→ Task goal
Each entry below is to be duplicated verbatim.
■ ■ ■ ■
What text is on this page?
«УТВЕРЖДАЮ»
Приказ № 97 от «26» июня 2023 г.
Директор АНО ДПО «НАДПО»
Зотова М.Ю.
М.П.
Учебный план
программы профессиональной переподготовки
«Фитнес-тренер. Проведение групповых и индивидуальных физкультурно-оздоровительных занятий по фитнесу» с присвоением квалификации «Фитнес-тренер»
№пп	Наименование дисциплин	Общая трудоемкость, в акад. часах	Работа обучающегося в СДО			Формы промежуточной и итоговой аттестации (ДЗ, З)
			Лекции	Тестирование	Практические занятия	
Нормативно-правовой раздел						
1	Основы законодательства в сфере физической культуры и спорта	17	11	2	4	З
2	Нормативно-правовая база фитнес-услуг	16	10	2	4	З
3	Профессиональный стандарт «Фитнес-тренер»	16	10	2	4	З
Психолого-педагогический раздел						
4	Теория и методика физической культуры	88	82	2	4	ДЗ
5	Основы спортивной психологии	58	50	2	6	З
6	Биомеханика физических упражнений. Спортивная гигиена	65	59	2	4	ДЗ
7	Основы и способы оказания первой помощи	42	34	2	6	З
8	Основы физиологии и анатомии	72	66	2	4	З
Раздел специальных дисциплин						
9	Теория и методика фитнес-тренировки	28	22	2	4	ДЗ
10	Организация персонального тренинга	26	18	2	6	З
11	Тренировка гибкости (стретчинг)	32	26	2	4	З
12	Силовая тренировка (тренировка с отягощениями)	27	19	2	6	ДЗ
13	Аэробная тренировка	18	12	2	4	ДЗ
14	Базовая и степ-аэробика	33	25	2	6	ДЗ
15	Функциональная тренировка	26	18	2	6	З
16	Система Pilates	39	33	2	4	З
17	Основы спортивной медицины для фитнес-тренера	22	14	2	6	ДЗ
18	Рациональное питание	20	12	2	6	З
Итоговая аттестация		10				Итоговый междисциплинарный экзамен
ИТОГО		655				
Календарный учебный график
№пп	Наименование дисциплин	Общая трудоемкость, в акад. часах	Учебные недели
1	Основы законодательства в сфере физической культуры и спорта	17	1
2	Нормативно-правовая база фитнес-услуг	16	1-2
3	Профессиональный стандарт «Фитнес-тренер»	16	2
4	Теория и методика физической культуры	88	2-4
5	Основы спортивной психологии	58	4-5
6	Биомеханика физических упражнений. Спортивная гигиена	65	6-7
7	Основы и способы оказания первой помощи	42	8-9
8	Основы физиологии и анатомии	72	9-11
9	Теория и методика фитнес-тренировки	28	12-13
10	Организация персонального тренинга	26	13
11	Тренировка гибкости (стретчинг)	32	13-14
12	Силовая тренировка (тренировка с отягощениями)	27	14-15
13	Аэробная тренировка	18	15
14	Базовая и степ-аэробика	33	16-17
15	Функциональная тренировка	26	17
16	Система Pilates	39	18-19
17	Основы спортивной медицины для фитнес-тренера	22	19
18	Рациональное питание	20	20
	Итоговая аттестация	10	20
■ ■ ■ ■
→ Answer to this problem
What text is on this page?
«УТВЕРЖДАЮ»
Приказ № 97 от «26» июня 2023 г.
Директор АНО ДПО «НАДПО»
Зотова М.Ю.
М.П.
Учебный план
программы профессиональной переподготовки
«Фитнес-тренер. Проведение групповых и индивидуальных физкультурно-оздоровительных занятий по фитнесу» с присвоением квалификации «Фитнес-тренер»
№пп	Наименование дисциплин	Общая трудоемкость, в акад. часах	Работа обучающегося в СДО			Формы промежуточной и итоговой аттестации (ДЗ, З)
			Лекции	Тестирование	Практические занятия	
Нормативно-правовой раздел						
1	Основы законодательства в сфере физической культуры и спорта	17	11	2	4	З
2	Нормативно-правовая база фитнес-услуг	16	10	2	4	З
3	Профессиональный стандарт «Фитнес-тренер»	16	10	2	4	З
Психолого-педагогический раздел						
4	Теория и методика физической культуры	88	82	2	4	ДЗ
5	Основы спортивной психологии	58	50	2	6	З
6	Биомеханика физических упражнений. Спортивная гигиена	65	59	2	4	ДЗ
7	Основы и способы оказания первой помощи	42	34	2	6	З
8	Основы физиологии и анатомии	72	66	2	4	З
Раздел специальных дисциплин						
9	Теория и методика фитнес-тренировки	28	22	2	4	ДЗ
10	Организация персонального тренинга	26	18	2	6	З
11	Тренировка гибкости (стретчинг)	32	26	2	4	З
12	Силовая тренировка (тренировка с отягощениями)	27	19	2	6	ДЗ
13	Аэробная тренировка	18	12	2	4	ДЗ
14	Базовая и степ-аэробика	33	25	2	6	ДЗ
15	Функциональная тренировка	26	18	2	6	З
16	Система Pilates	39	33	2	4	З
17	Основы спортивной медицины для фитнес-тренера	22	14	2	6	ДЗ
18	Рациональное питание	20	12	2	6	З
Итоговая аттестация		10				Итоговый междисциплинарный экзамен
ИТОГО		655				
Календарный учебный график
№пп	Наименование дисциплин	Общая трудоемкость, в акад. часах	Учебные недели
1	Основы законодательства в сфере физической культуры и спорта	17	1
2	Нормативно-правовая база фитнес-услуг	16	1-2
3	Профессиональный стандарт «Фитнес-тренер»	16	2
4	Теория и методика физической культуры	88	2-4
5	Основы спортивной психологии	58	4-5
6	Биомеханика физических упражнений. Спортивная гигиена	65	6-7
7	Основы и способы оказания первой помощи	42	8-9
8	Основы физиологии и анатомии	72	9-11
9	Теория и методика фитнес-тренировки	28	12-13
10	Организация персонального тренинга	26	13
11	Тренировка гибкости (стретчинг)	32	13-14
12	Силовая тренировка (тренировка с отягощениями)	27	14-15
13	Аэробная тренировка	18	15
14	Базовая и степ-аэробика	33	16-17
15	Функциональная тренировка	26	17
16	Система Pilates	39	18-19
17	Основы спортивной медицины для фитнес-тренера	22	19
18	Рациональное питание	20	20
	Итоговая аттестация	10	20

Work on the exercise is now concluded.